> [EXCERPT]:
######

Drama often shows up as a situation. Situations come in many forms, from a speeding ticket, to an unexpected delay at the airport, to the announcement that your department is downsizing.
When a wanted situation changes to an unwanted situation there will be drama. When an unwanted situation stays the same, there will be drama. Last week I talked about how drama manifests as an emotion. The emotion may be resentment, anger, anxiety or sadness.
This week’s lesson is about how drama manifests as a situation and how to turn drama situations into gifts of leadership growth.
Even though the situations change, the drama is pretty much the same. The situation comes in many forms: It’s the economy. It’s the job. It’s the money. It’s having enough time. The drama is all about what shouldn’t change that did, and about what should change that didn’t.

######

> [INFORMATION SUPPLIED]:
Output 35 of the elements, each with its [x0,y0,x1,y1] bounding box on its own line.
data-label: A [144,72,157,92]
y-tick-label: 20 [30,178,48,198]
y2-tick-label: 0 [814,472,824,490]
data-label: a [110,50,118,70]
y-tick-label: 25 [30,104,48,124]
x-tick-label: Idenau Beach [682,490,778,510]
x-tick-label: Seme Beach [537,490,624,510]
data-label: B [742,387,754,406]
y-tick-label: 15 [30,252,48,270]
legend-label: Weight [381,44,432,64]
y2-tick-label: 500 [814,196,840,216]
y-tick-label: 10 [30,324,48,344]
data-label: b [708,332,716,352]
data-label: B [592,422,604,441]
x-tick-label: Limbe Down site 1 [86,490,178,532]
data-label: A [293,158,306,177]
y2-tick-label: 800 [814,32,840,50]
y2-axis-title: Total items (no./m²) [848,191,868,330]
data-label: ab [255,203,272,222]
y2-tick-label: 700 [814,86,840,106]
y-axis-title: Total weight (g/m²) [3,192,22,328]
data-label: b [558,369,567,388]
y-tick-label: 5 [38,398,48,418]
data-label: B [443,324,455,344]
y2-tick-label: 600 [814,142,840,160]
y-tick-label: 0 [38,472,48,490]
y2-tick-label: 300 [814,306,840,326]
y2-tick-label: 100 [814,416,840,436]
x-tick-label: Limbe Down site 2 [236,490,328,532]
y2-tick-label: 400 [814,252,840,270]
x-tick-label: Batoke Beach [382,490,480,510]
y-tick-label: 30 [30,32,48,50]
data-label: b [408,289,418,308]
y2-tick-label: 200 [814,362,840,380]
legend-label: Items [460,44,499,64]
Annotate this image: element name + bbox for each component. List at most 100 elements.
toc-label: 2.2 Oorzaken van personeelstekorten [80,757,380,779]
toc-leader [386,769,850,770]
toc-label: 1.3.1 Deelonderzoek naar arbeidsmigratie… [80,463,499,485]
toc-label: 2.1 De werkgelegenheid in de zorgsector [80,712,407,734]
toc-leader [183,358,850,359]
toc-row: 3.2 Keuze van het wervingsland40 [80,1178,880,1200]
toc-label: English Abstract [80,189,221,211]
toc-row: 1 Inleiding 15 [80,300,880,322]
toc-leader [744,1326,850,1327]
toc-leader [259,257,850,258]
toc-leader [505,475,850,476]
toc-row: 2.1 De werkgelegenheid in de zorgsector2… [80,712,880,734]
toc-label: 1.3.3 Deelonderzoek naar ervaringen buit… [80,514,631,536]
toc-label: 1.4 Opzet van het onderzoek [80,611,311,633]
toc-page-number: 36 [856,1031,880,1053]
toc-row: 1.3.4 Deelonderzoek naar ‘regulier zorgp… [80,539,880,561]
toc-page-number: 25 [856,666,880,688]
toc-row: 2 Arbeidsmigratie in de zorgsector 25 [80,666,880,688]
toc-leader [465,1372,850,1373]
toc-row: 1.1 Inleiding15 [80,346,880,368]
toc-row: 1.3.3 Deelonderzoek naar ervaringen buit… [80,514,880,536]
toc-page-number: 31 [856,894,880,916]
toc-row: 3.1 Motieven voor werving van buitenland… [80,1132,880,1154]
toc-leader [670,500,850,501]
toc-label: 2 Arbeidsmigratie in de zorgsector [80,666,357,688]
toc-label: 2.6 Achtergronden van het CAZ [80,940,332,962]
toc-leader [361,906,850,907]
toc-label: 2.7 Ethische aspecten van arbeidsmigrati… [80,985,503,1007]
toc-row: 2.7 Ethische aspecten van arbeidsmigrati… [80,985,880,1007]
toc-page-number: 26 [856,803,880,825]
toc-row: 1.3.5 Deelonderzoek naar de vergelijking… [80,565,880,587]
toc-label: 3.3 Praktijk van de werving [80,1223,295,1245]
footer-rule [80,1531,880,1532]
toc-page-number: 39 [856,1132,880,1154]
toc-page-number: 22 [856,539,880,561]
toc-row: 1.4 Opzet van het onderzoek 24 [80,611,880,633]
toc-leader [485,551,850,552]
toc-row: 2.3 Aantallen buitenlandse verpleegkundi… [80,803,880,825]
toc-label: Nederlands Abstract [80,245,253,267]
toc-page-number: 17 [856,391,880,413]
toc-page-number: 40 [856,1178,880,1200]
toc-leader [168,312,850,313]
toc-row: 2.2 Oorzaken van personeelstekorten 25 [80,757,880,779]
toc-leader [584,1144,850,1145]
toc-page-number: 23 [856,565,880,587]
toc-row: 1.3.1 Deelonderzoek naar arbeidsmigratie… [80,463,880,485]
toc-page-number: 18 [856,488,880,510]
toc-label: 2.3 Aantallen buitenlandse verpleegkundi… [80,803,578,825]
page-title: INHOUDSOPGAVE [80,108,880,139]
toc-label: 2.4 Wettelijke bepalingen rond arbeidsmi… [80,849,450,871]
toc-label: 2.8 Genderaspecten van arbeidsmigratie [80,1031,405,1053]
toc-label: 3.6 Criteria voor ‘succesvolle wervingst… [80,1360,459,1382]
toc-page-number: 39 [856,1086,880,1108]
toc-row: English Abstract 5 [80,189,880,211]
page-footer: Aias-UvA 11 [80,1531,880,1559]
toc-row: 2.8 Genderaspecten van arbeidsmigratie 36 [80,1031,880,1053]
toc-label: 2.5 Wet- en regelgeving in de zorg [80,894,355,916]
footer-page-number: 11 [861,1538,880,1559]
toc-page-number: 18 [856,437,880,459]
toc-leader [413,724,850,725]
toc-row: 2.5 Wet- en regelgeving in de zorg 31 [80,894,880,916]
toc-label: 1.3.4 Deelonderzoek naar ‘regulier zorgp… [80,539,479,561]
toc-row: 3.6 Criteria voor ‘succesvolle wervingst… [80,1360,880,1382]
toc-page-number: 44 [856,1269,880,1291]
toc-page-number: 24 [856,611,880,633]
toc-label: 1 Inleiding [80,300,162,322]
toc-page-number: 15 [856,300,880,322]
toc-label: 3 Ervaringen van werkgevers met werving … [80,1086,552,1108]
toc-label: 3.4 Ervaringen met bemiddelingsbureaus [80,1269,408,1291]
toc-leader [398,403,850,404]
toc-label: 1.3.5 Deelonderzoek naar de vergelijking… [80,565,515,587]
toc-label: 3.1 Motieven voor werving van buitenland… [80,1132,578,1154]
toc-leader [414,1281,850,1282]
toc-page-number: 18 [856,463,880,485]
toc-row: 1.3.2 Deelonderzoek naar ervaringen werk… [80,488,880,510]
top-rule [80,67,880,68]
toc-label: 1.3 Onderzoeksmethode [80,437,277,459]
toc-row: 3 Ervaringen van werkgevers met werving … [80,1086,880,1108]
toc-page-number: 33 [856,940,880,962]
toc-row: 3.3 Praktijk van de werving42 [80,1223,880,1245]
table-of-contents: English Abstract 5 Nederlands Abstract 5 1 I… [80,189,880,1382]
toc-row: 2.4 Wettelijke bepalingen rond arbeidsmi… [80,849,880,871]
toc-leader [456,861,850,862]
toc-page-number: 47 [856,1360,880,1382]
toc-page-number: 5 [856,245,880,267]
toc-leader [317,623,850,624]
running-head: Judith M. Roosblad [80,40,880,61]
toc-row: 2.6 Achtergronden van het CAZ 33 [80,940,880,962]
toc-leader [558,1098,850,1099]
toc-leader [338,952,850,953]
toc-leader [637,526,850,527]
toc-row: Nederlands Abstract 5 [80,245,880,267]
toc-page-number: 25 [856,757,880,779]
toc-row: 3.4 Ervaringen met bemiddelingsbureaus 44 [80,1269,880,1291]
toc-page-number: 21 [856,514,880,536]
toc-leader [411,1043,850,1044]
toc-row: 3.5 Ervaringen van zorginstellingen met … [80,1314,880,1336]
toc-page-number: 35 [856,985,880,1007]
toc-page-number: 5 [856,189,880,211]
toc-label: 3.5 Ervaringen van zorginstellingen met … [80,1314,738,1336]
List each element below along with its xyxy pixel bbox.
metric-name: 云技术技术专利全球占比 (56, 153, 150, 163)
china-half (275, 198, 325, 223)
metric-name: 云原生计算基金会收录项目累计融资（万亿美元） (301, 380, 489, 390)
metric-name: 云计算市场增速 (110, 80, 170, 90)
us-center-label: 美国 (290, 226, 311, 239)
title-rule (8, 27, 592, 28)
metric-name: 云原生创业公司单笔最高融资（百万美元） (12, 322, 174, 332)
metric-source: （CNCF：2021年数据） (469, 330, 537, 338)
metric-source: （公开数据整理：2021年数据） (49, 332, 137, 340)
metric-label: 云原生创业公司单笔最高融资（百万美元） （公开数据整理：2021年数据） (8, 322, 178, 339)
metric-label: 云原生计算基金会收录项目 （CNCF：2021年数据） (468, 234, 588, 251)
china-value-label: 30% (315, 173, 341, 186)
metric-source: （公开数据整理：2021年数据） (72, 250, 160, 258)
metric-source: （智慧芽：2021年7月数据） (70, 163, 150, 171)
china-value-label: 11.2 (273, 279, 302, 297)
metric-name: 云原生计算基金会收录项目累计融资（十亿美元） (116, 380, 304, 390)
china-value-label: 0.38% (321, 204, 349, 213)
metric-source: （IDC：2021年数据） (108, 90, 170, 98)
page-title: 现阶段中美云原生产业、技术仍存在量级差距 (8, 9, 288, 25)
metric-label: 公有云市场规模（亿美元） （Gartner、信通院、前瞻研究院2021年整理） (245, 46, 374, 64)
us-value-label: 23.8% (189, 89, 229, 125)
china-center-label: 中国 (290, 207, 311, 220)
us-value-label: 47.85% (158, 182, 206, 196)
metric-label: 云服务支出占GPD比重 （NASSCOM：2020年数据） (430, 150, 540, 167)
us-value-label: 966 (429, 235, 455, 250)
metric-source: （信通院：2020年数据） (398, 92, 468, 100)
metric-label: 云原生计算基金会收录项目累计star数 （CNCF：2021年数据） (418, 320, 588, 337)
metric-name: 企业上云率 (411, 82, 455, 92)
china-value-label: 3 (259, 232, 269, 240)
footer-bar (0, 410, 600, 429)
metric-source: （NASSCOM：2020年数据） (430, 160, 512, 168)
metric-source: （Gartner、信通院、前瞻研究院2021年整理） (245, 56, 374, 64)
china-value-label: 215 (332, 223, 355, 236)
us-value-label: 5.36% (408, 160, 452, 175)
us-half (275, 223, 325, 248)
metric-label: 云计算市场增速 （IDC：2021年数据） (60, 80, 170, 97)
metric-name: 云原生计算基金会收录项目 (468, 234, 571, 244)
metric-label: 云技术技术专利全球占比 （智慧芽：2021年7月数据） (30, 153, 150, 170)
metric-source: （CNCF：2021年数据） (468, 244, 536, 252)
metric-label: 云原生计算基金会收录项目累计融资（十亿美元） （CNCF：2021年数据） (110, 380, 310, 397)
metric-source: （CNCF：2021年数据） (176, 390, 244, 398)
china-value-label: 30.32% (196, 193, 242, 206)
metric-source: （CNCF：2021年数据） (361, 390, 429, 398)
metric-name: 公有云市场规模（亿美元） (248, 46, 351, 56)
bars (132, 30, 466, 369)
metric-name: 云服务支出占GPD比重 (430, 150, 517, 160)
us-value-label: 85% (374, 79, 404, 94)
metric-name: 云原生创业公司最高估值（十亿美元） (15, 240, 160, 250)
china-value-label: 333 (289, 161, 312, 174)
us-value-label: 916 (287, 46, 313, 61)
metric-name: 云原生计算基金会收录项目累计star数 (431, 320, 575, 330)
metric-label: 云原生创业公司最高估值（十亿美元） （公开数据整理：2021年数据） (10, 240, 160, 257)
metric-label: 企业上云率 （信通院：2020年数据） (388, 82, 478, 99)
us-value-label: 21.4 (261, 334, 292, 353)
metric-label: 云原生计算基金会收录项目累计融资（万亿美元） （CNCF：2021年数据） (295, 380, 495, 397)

######

> [LIST OF TASKS]:
- A) From the drama passage, return the text starting at "When a wanted" and ending at "anxiety or sadness.".
- B) Translate this sentence from the drama passage into Spanish: "Even though the situations change, the drama is pretty much the same."
- C) What emotions does the drama passage list as ways drama may appear?

> [COMPLETED EXERCISE]:
- A)
When a wanted situation changes to an unwanted situation there will be drama. When an unwanted situation stays the same, there will be drama. Last week I talked about how drama manifests as an emotion. The emotion may be resentment, anger, anxiety or sadness.

- B) Aunque las situaciones cambien, el drama es prácticamente el mismo.

- C) Resentment, anger, anxiety or sadness.